__Task description__
The records below must be output exactly, without pictures.

─── Data shown ───

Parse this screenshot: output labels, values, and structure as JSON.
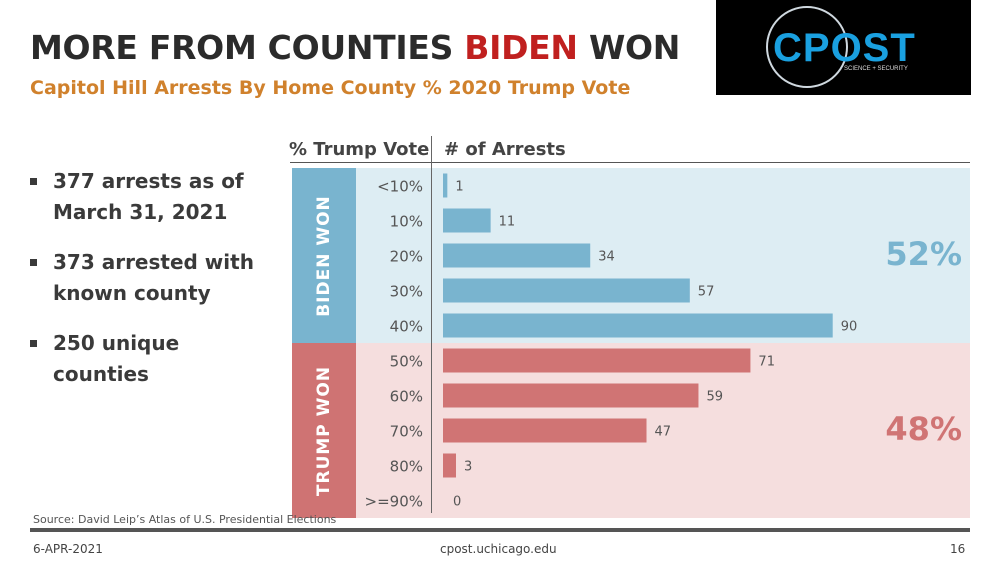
{
  "header": {
    "title_part1": "MORE FROM COUNTIES ",
    "title_highlight": "BIDEN",
    "title_part2": " WON",
    "subtitle": "Capitol Hill Arrests By Home County % 2020 Trump Vote"
  },
  "logo": {
    "text": "CPOST",
    "tagline": "SCIENCE + SECURITY"
  },
  "bullets": [
    "377 arrests as of March 31, 2021",
    "373 arrested with known county",
    "250 unique counties"
  ],
  "chart_data": {
    "type": "bar",
    "orientation": "horizontal",
    "category_header": "% Trump Vote",
    "value_header": "# of Arrests",
    "categories": [
      "<10%",
      "10%",
      "20%",
      "30%",
      "40%",
      "50%",
      "60%",
      "70%",
      "80%",
      ">=90%"
    ],
    "values": [
      1,
      11,
      34,
      57,
      90,
      71,
      59,
      47,
      3,
      0
    ],
    "groups": [
      {
        "label": "BIDEN WON",
        "share": "52%",
        "categories": [
          "<10%",
          "10%",
          "20%",
          "30%",
          "40%"
        ],
        "bar_color": "#79b4cf",
        "band_color": "#ddedf3",
        "label_bg": "#79b4cf",
        "share_color": "#79b4cf"
      },
      {
        "label": "TRUMP WON",
        "share": "48%",
        "categories": [
          "50%",
          "60%",
          "70%",
          "80%",
          ">=90%"
        ],
        "bar_color": "#d07474",
        "band_color": "#f5dede",
        "label_bg": "#cf7373",
        "share_color": "#d07474"
      }
    ],
    "data_labels": true,
    "grid": false
  },
  "source": "Source: David Leip’s Atlas of U.S. Presidential Elections",
  "footer": {
    "date": "6-APR-2021",
    "site": "cpost.uchicago.edu",
    "page": "16"
  }
}
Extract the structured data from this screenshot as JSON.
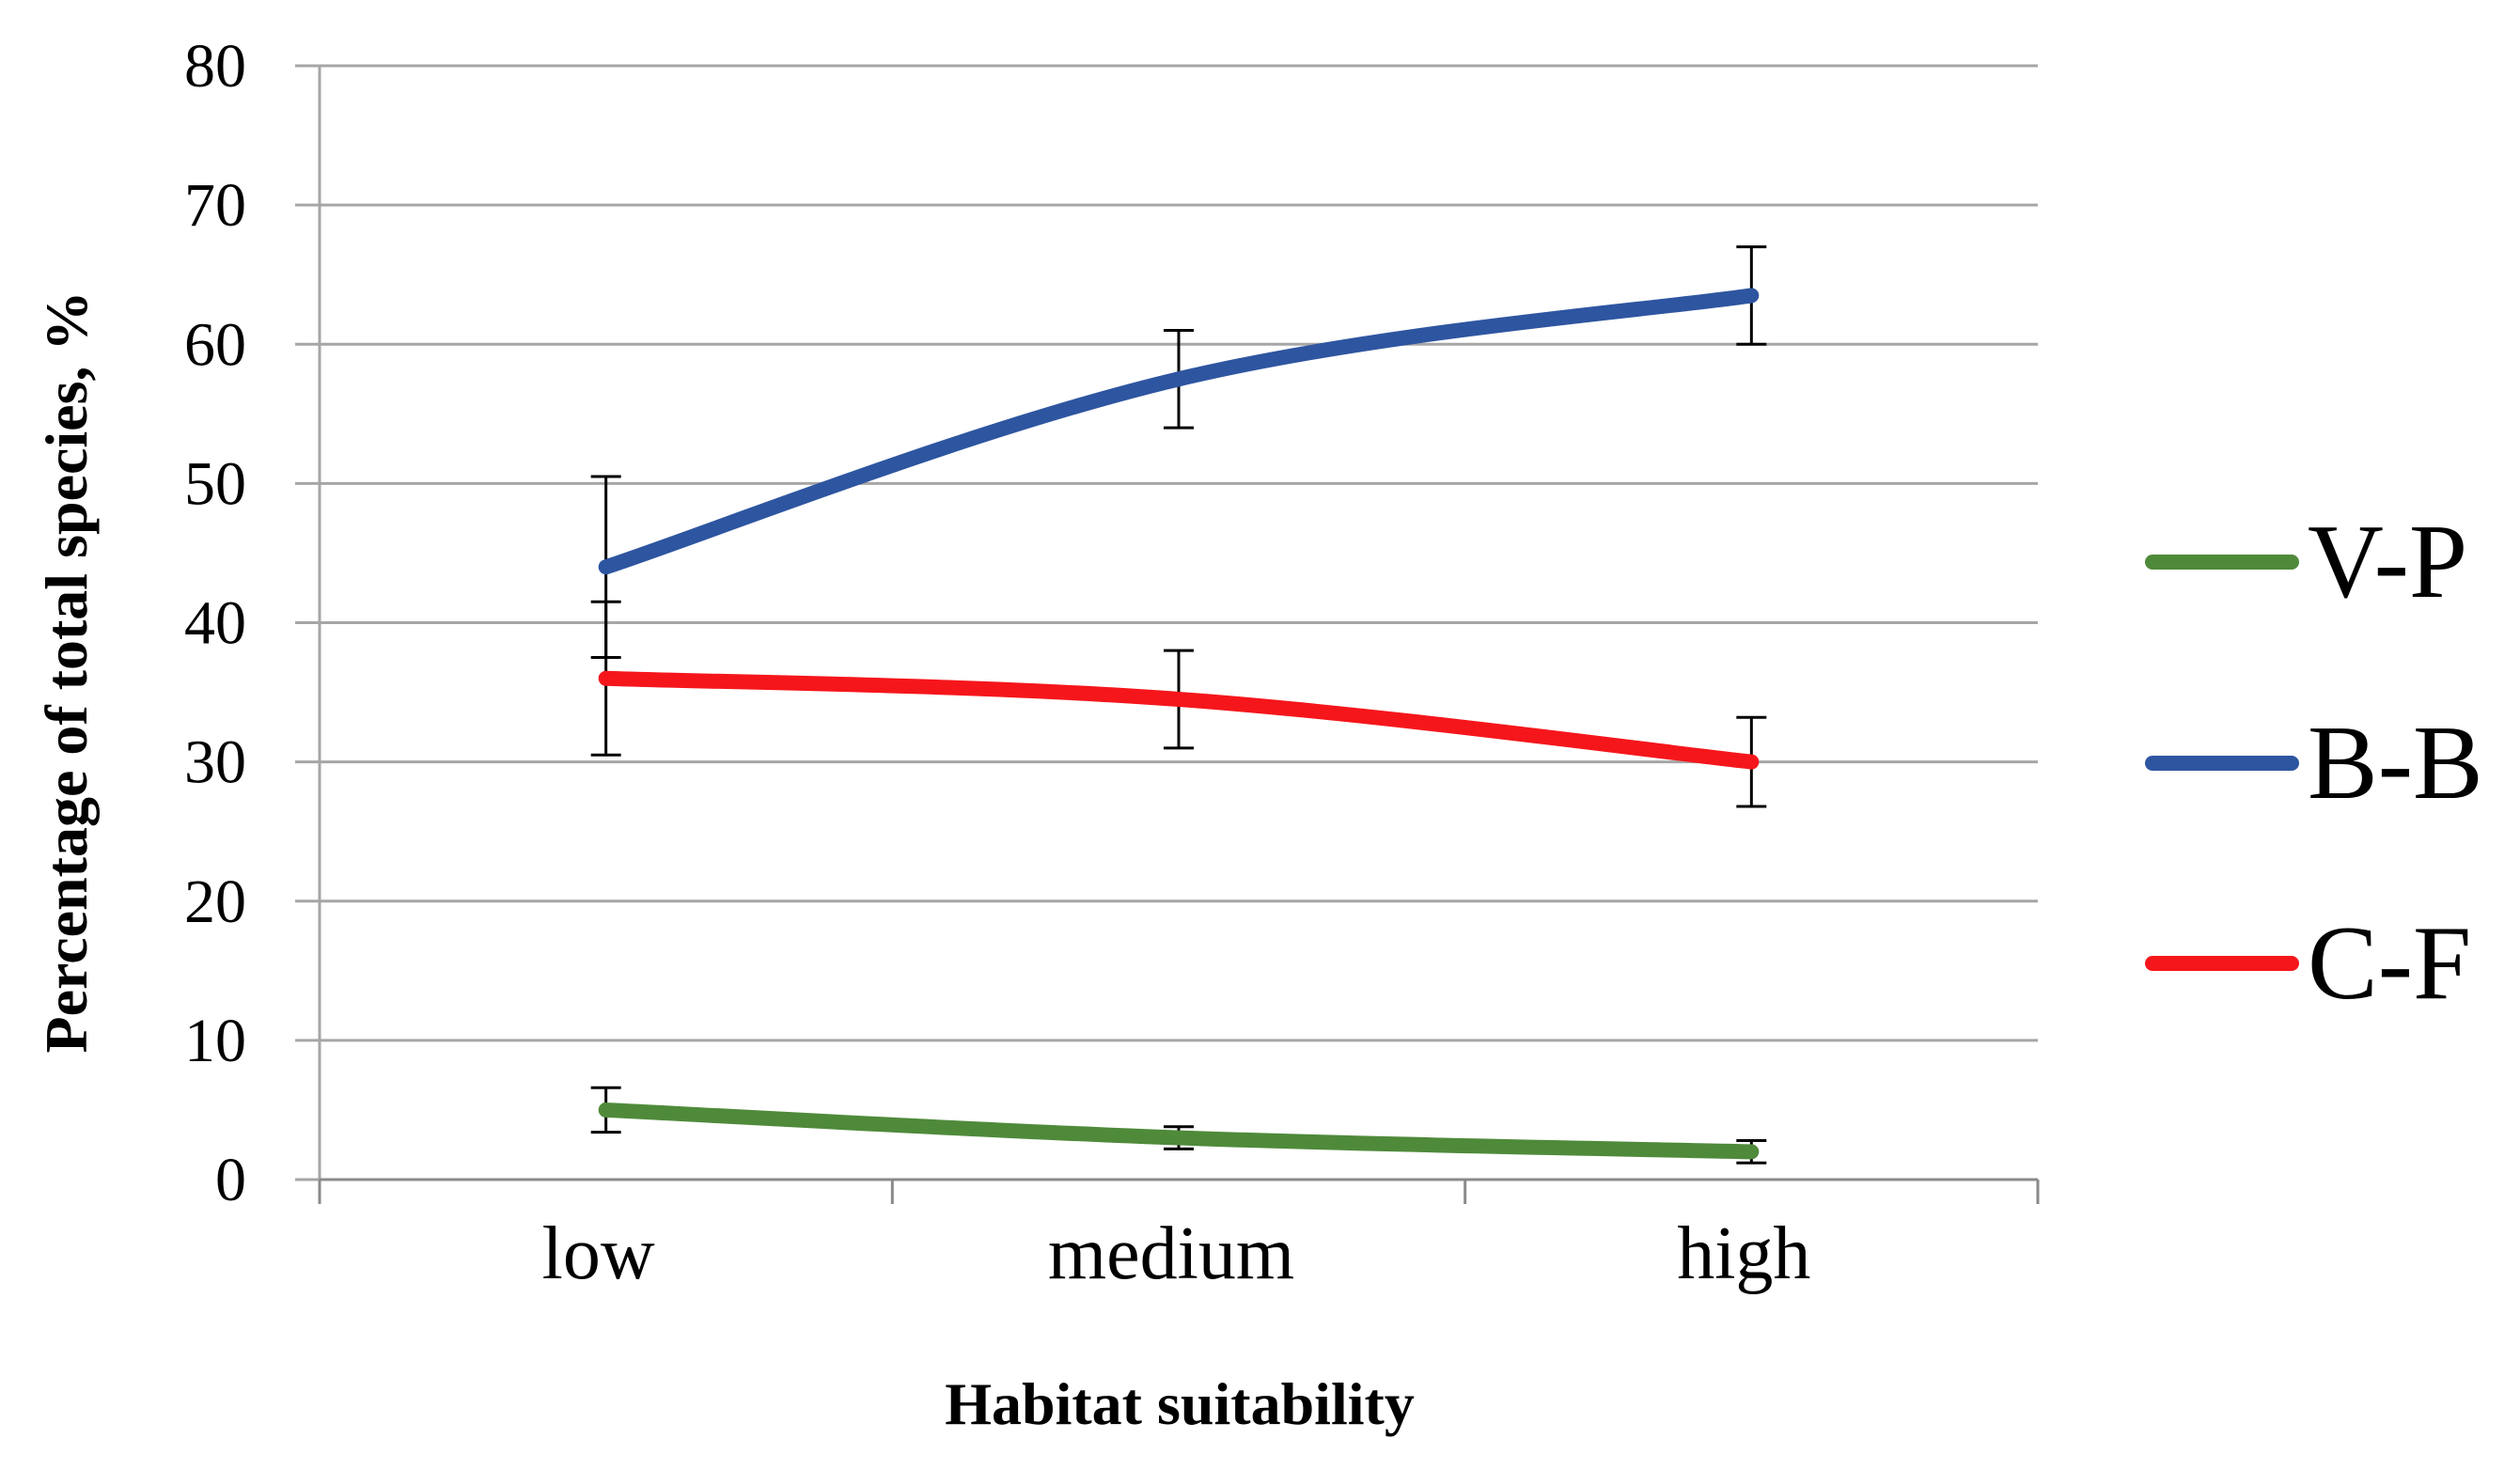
{
  "chart_data": {
    "type": "line",
    "title": "",
    "xlabel": "Habitat suitability",
    "ylabel": "Percentage of total species, %",
    "categories": [
      "low",
      "medium",
      "high"
    ],
    "ylim": [
      0,
      80
    ],
    "yticks": [
      0,
      10,
      20,
      30,
      40,
      50,
      60,
      70,
      80
    ],
    "grid": true,
    "legend_position": "right",
    "series": [
      {
        "name": "V-P",
        "color": "#4f8a3a",
        "values": [
          5,
          3,
          2
        ],
        "error": [
          1.6,
          0.8,
          0.8
        ]
      },
      {
        "name": "B-B",
        "color": "#2e55a0",
        "values": [
          44,
          57.5,
          63.5
        ],
        "error": [
          6.5,
          3.5,
          3.5
        ]
      },
      {
        "name": "C-F",
        "color": "#f5161b",
        "values": [
          36,
          34.5,
          30
        ],
        "error": [
          5.5,
          3.5,
          3.2
        ]
      }
    ]
  }
}
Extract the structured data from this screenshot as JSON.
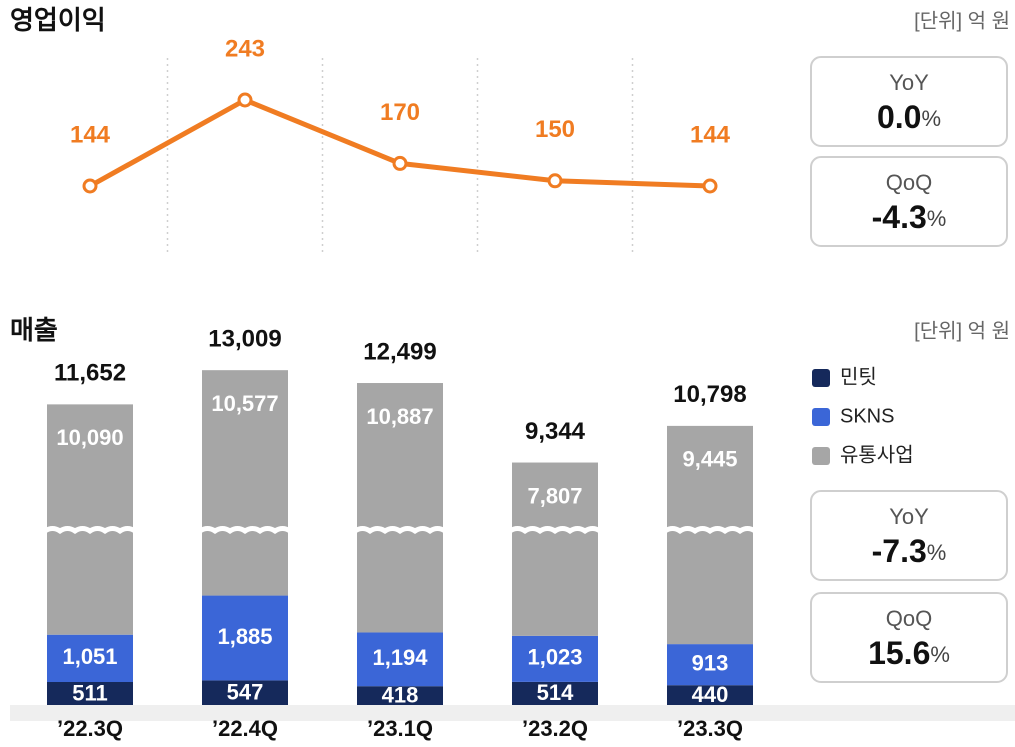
{
  "chart_data": [
    {
      "type": "line",
      "title": "영업이익",
      "unit_note": "[단위] 억 원",
      "values": [
        144,
        243,
        170,
        150,
        144
      ],
      "color": "#f07c22",
      "stats": [
        {
          "label": "YoY",
          "value": "0.0",
          "unit": "%"
        },
        {
          "label": "QoQ",
          "value": "-4.3",
          "unit": "%"
        }
      ]
    },
    {
      "type": "stacked_bar",
      "title": "매출",
      "unit_note": "[단위] 억 원",
      "categories": [
        "’22.3Q",
        "’22.4Q",
        "’23.1Q",
        "’23.2Q",
        "’23.3Q"
      ],
      "series": [
        {
          "name": "민팃",
          "color": "#15295b",
          "values": [
            511,
            547,
            418,
            514,
            440
          ],
          "value_labels": [
            "511",
            "547",
            "418",
            "514",
            "440"
          ]
        },
        {
          "name": "SKNS",
          "color": "#3b66d7",
          "values": [
            1051,
            1885,
            1194,
            1023,
            913
          ],
          "value_labels": [
            "1,051",
            "1,885",
            "1,194",
            "1,023",
            "913"
          ]
        },
        {
          "name": "유통사업",
          "color": "#a6a6a6",
          "values": [
            10090,
            10577,
            10887,
            7807,
            9445
          ],
          "value_labels": [
            "10,090",
            "10,577",
            "10,887",
            "7,807",
            "9,445"
          ]
        }
      ],
      "totals": [
        11652,
        13009,
        12499,
        9344,
        10798
      ],
      "total_labels": [
        "11,652",
        "13,009",
        "12,499",
        "9,344",
        "10,798"
      ],
      "stats": [
        {
          "label": "YoY",
          "value": "-7.3",
          "unit": "%"
        },
        {
          "label": "QoQ",
          "value": "15.6",
          "unit": "%"
        }
      ]
    }
  ]
}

───

__Exercise output__
Parse this screenshot: output labels, values, and structure as JSON.
{
  "header": {
    "title_part1": "MORE FROM COUNTIES ",
    "title_highlight": "BIDEN",
    "title_part2": " WON",
    "subtitle": "Capitol Hill Arrests By Home County % 2020 Trump Vote"
  },
  "logo": {
    "text": "CPOST",
    "tagline": "SCIENCE + SECURITY"
  },
  "bullets": [
    "377 arrests as of March 31, 2021",
    "373 arrested with known county",
    "250 unique counties"
  ],
  "chart_data": {
    "type": "bar",
    "orientation": "horizontal",
    "category_header": "% Trump Vote",
    "value_header": "# of Arrests",
    "categories": [
      "<10%",
      "10%",
      "20%",
      "30%",
      "40%",
      "50%",
      "60%",
      "70%",
      "80%",
      ">=90%"
    ],
    "values": [
      1,
      11,
      34,
      57,
      90,
      71,
      59,
      47,
      3,
      0
    ],
    "groups": [
      {
        "label": "BIDEN WON",
        "share": "52%",
        "categories": [
          "<10%",
          "10%",
          "20%",
          "30%",
          "40%"
        ],
        "bar_color": "#79b4cf",
        "band_color": "#ddedf3",
        "label_bg": "#79b4cf",
        "share_color": "#79b4cf"
      },
      {
        "label": "TRUMP WON",
        "share": "48%",
        "categories": [
          "50%",
          "60%",
          "70%",
          "80%",
          ">=90%"
        ],
        "bar_color": "#d07474",
        "band_color": "#f5dede",
        "label_bg": "#cf7373",
        "share_color": "#d07474"
      }
    ],
    "data_labels": true,
    "grid": false
  },
  "source": "Source: David Leip’s Atlas of U.S. Presidential Elections",
  "footer": {
    "date": "6-APR-2021",
    "site": "cpost.uchicago.edu",
    "page": "16"
  }
}
Extract the structured data from this screenshot as JSON.
{
  "chart_data": {
    "type": "line",
    "title": "",
    "xlabel": "Habitat suitability",
    "ylabel": "Percentage of total species, %",
    "categories": [
      "low",
      "medium",
      "high"
    ],
    "ylim": [
      0,
      80
    ],
    "yticks": [
      0,
      10,
      20,
      30,
      40,
      50,
      60,
      70,
      80
    ],
    "grid": true,
    "legend_position": "right",
    "series": [
      {
        "name": "V-P",
        "color": "#4f8a3a",
        "values": [
          5,
          3,
          2
        ],
        "error": [
          1.6,
          0.8,
          0.8
        ]
      },
      {
        "name": "B-B",
        "color": "#2e55a0",
        "values": [
          44,
          57.5,
          63.5
        ],
        "error": [
          6.5,
          3.5,
          3.5
        ]
      },
      {
        "name": "C-F",
        "color": "#f5161b",
        "values": [
          36,
          34.5,
          30
        ],
        "error": [
          5.5,
          3.5,
          3.2
        ]
      }
    ]
  }
}
Extract the structured data from this screenshot as JSON.
{
  "chart_data": [
    {
      "type": "line",
      "title": "영업이익",
      "unit_note": "[단위] 억 원",
      "values": [
        144,
        243,
        170,
        150,
        144
      ],
      "color": "#f07c22",
      "stats": [
        {
          "label": "YoY",
          "value": "0.0",
          "unit": "%"
        },
        {
          "label": "QoQ",
          "value": "-4.3",
          "unit": "%"
        }
      ]
    },
    {
      "type": "stacked_bar",
      "title": "매출",
      "unit_note": "[단위] 억 원",
      "categories": [
        "’22.3Q",
        "’22.4Q",
        "’23.1Q",
        "’23.2Q",
        "’23.3Q"
      ],
      "series": [
        {
          "name": "민팃",
          "color": "#15295b",
          "values": [
            511,
            547,
            418,
            514,
            440
          ],
          "value_labels": [
            "511",
            "547",
            "418",
            "514",
            "440"
          ]
        },
        {
          "name": "SKNS",
          "color": "#3b66d7",
          "values": [
            1051,
            1885,
            1194,
            1023,
            913
          ],
          "value_labels": [
            "1,051",
            "1,885",
            "1,194",
            "1,023",
            "913"
          ]
        },
        {
          "name": "유통사업",
          "color": "#a6a6a6",
          "values": [
            10090,
            10577,
            10887,
            7807,
            9445
          ],
          "value_labels": [
            "10,090",
            "10,577",
            "10,887",
            "7,807",
            "9,445"
          ]
        }
      ],
      "totals": [
        11652,
        13009,
        12499,
        9344,
        10798
      ],
      "total_labels": [
        "11,652",
        "13,009",
        "12,499",
        "9,344",
        "10,798"
      ],
      "stats": [
        {
          "label": "YoY",
          "value": "-7.3",
          "unit": "%"
        },
        {
          "label": "QoQ",
          "value": "15.6",
          "unit": "%"
        }
      ]
    }
  ]
}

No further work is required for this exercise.